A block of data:
....
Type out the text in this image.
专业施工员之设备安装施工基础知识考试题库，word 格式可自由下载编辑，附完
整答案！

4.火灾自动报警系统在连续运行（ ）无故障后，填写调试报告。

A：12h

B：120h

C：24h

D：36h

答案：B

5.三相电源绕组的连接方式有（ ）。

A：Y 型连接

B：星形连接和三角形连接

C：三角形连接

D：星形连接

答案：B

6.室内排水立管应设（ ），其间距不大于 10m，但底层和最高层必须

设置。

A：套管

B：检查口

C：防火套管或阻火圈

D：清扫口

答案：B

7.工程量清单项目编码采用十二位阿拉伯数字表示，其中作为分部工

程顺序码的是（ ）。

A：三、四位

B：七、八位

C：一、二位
....
DIRECTION: Output each record precisely as given.

TASK SOLUTION:
Type out the text in this image.
专业施工员之设备安装施工基础知识考试题库，word 格式可自由下载编辑，附完
整答案！

4.火灾自动报警系统在连续运行（ ）无故障后，填写调试报告。

A：12h

B：120h

C：24h

D：36h

答案：B

5.三相电源绕组的连接方式有（ ）。

A：Y 型连接

B：星形连接和三角形连接

C：三角形连接

D：星形连接

答案：B

6.室内排水立管应设（ ），其间距不大于 10m，但底层和最高层必须

设置。

A：套管

B：检查口

C：防火套管或阻火圈

D：清扫口

答案：B

7.工程量清单项目编码采用十二位阿拉伯数字表示，其中作为分部工

程顺序码的是（ ）。

A：三、四位

B：七、八位

C：一、二位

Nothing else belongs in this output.